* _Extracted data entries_

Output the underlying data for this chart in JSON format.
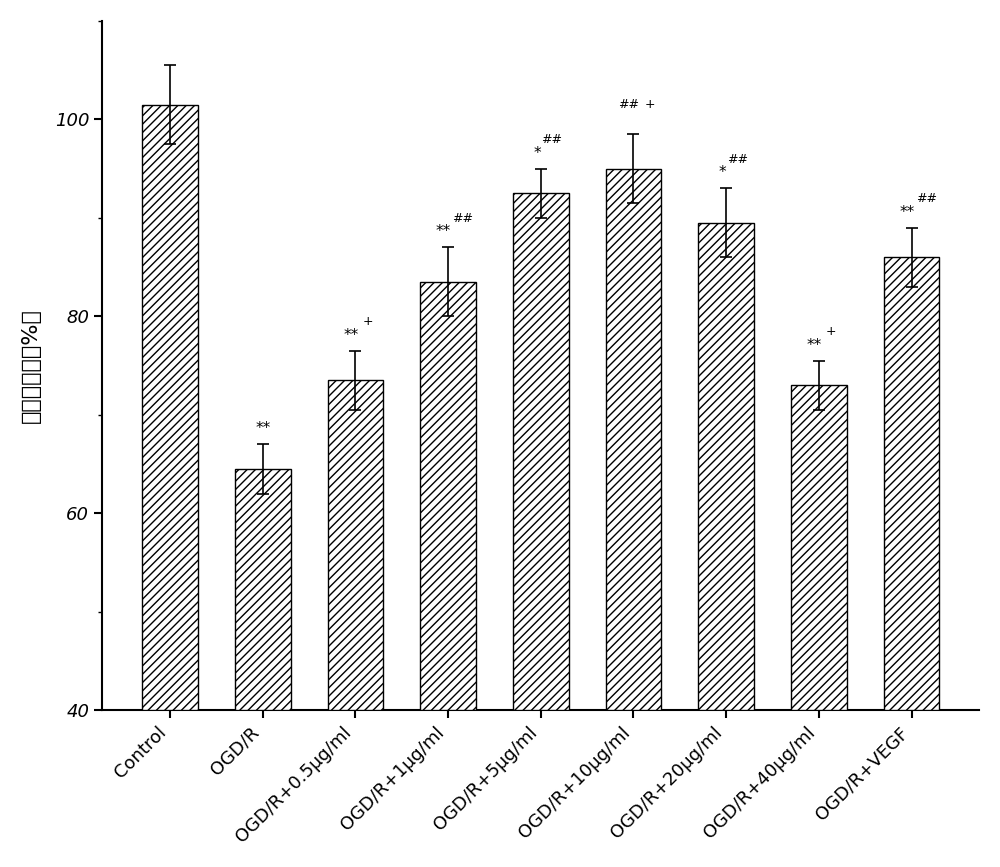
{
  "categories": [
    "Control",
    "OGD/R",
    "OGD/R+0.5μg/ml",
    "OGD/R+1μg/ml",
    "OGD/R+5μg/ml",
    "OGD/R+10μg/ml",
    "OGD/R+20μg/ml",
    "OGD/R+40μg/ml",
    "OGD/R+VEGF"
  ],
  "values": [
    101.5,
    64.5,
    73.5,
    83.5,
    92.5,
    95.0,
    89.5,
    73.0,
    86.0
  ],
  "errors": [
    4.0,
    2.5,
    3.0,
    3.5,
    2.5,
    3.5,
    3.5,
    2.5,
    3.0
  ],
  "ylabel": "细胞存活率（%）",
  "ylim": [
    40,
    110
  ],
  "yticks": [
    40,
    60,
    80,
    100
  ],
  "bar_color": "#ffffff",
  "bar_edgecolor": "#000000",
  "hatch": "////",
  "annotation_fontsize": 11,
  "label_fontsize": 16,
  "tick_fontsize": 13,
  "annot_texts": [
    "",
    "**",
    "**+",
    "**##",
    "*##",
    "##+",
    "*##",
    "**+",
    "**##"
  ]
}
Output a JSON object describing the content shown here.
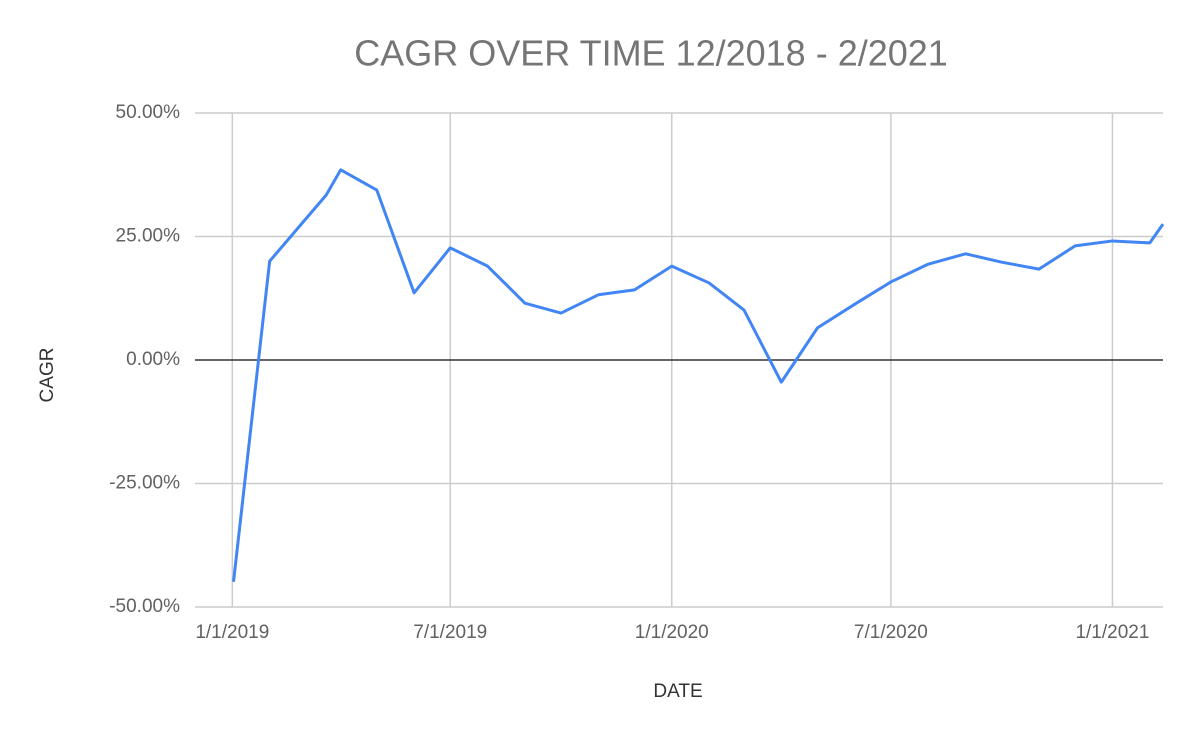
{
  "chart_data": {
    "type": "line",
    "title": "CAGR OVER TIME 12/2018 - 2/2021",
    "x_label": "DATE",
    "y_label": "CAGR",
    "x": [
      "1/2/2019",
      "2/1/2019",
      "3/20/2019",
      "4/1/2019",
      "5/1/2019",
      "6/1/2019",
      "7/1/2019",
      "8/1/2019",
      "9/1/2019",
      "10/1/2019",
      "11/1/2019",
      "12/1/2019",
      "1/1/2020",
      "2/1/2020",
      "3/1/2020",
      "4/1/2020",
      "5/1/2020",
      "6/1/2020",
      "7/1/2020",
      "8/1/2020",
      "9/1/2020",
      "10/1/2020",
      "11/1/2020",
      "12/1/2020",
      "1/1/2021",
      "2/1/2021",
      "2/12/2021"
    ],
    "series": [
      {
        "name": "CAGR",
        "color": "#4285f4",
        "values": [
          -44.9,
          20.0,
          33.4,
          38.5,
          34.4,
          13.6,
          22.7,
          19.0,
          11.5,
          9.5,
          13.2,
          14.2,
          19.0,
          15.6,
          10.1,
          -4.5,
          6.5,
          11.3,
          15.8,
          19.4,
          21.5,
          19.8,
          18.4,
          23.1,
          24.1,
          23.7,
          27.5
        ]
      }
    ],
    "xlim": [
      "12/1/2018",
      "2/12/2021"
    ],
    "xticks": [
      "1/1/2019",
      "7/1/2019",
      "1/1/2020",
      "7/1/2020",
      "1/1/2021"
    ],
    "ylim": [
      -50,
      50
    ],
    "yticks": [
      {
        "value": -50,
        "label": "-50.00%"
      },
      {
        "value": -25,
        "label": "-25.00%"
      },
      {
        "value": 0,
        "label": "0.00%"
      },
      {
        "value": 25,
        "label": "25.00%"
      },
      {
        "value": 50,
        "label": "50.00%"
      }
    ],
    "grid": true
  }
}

==

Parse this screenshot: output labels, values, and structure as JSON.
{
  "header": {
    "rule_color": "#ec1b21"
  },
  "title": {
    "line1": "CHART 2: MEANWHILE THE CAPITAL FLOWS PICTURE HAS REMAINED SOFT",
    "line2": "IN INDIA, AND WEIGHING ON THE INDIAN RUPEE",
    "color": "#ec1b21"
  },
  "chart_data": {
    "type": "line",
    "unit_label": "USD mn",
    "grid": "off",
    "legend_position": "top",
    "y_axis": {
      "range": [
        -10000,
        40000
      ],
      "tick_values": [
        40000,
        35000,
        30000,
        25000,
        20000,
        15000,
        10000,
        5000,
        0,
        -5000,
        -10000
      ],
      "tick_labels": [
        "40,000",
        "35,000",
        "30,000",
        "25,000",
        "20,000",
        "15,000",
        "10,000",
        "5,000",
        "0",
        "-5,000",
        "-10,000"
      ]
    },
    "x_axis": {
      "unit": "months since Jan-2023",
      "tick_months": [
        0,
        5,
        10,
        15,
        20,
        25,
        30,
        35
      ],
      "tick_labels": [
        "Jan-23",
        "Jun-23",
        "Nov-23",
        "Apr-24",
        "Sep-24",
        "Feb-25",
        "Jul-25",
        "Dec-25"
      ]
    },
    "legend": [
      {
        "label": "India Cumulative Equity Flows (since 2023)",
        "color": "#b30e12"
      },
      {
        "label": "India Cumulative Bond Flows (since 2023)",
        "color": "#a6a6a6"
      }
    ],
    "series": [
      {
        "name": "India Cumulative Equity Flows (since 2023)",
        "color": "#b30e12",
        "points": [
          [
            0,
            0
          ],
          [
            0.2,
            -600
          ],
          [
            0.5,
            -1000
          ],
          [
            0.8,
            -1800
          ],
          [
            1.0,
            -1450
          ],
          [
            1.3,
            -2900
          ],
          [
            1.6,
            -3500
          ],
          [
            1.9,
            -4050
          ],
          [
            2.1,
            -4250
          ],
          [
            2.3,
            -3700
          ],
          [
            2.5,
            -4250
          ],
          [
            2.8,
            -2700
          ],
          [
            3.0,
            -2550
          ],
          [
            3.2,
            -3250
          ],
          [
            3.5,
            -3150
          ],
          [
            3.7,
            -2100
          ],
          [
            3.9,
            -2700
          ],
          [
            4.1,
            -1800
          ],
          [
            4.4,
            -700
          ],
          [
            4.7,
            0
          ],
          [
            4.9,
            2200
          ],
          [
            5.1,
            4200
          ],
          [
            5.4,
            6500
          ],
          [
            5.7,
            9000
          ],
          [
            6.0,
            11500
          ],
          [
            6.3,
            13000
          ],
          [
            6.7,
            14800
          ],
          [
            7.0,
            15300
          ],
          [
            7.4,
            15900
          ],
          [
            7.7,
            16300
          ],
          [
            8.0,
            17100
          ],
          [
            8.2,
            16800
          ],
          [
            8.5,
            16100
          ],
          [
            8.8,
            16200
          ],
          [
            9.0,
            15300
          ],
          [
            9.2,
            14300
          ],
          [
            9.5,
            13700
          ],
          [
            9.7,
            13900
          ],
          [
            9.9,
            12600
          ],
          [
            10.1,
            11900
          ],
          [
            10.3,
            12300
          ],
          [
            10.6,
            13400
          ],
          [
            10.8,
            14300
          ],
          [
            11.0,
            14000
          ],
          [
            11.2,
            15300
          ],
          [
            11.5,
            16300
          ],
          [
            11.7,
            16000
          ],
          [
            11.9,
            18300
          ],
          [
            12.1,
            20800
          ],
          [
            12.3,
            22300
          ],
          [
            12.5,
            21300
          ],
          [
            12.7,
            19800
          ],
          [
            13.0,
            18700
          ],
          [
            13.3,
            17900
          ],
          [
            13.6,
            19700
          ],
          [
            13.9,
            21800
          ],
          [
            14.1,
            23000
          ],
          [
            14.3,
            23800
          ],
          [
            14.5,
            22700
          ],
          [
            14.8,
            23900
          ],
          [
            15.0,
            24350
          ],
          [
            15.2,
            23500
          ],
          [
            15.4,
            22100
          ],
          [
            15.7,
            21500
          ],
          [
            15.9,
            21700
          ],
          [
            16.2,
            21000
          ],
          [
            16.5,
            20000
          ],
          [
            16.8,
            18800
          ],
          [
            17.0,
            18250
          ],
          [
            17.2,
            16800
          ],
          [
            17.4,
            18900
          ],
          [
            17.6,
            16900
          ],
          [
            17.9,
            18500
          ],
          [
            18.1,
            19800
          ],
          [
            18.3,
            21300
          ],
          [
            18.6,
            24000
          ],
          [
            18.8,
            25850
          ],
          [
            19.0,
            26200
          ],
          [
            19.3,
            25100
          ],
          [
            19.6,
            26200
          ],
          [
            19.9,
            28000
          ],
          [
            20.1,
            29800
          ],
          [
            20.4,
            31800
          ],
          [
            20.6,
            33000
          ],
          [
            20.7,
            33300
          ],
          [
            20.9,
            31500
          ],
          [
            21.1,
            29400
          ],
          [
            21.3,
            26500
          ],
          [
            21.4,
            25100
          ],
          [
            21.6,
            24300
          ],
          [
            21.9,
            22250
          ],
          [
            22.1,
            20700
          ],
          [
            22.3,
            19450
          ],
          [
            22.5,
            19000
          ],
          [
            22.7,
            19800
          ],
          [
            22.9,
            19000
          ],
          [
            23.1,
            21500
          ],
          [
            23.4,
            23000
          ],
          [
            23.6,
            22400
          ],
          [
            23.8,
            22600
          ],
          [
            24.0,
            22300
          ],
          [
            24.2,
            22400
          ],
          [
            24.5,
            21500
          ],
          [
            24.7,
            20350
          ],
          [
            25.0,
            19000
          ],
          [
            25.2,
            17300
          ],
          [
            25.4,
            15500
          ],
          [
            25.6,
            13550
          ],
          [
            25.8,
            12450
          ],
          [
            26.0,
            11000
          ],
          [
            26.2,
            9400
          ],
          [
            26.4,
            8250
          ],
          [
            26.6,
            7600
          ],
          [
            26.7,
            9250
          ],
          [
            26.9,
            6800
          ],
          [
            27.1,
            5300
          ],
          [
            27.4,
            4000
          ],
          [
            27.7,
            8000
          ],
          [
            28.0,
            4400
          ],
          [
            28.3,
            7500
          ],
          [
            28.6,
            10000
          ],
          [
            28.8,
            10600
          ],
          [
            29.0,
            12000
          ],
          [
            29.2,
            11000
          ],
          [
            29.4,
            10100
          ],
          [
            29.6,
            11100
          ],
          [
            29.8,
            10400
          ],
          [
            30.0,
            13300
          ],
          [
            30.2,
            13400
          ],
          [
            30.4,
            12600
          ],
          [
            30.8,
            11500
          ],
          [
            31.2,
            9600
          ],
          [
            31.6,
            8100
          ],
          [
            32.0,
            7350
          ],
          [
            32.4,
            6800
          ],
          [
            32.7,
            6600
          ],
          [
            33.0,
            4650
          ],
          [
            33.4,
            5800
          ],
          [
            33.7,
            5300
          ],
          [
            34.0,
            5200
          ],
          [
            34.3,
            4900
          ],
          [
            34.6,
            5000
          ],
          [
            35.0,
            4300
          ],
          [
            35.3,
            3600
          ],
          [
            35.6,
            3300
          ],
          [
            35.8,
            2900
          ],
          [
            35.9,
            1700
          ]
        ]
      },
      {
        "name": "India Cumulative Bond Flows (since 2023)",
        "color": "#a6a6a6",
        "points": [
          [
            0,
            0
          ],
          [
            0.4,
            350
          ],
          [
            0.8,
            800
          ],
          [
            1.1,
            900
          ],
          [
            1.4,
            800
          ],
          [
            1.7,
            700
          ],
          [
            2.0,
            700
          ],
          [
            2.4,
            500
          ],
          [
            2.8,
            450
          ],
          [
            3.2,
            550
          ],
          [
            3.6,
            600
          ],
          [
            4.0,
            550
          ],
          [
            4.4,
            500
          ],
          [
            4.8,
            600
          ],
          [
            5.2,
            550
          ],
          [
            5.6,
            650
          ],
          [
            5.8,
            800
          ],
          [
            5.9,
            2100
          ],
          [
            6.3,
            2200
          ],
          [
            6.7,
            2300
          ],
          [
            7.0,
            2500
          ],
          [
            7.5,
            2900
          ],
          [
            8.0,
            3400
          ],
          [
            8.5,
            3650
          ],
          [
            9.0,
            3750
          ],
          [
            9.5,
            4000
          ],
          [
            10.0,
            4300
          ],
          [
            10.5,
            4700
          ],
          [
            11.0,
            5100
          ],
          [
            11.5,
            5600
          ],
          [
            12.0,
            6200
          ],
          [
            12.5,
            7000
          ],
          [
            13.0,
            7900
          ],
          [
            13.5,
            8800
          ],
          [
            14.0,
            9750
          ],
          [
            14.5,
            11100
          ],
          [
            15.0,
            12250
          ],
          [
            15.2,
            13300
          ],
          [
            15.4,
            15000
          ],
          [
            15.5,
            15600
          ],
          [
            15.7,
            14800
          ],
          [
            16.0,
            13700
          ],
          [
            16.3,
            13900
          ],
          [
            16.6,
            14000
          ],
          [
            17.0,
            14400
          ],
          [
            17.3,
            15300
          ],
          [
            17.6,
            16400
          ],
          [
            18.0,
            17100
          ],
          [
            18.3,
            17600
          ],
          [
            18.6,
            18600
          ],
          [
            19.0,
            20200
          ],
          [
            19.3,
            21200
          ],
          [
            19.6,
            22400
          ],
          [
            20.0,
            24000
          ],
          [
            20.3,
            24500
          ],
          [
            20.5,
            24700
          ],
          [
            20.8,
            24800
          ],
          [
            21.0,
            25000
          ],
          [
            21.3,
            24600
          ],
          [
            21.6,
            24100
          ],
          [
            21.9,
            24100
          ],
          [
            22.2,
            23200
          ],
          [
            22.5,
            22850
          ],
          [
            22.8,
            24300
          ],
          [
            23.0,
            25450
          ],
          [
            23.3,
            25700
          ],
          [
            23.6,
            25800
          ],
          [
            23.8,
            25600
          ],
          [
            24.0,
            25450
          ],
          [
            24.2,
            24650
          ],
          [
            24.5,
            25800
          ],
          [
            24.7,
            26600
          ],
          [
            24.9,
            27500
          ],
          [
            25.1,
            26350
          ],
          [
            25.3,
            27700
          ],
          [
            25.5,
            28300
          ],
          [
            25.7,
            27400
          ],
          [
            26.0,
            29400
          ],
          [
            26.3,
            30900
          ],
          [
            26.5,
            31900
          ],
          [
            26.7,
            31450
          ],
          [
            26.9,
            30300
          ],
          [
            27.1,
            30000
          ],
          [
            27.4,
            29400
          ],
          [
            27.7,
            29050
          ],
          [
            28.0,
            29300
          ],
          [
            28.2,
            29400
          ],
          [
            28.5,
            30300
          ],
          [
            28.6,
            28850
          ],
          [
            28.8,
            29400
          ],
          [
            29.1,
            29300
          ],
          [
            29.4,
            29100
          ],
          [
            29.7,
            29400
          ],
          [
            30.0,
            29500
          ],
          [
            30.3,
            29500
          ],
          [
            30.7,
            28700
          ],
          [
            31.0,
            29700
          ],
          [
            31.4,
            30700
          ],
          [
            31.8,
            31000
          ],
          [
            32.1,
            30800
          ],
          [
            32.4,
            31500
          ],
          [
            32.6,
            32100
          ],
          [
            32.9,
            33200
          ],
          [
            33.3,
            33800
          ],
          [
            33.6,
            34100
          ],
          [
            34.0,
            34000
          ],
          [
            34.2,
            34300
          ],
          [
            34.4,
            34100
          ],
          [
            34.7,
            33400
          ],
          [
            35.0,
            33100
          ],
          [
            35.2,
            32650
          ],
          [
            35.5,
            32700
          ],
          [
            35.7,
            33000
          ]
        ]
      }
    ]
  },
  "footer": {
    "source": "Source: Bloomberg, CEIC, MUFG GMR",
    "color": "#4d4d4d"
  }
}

* _Exercise instructions_
Find every line in the records above that holds the word "Cumulative", and copy each one.

* _Full response_
        "label": "India Cumulative Equity Flows (since 2023)",
        "label": "India Cumulative Bond Flows (since 2023)",
        "name": "India Cumulative Equity Flows (since 2023)",
        "name": "India Cumulative Bond Flows (since 2023)",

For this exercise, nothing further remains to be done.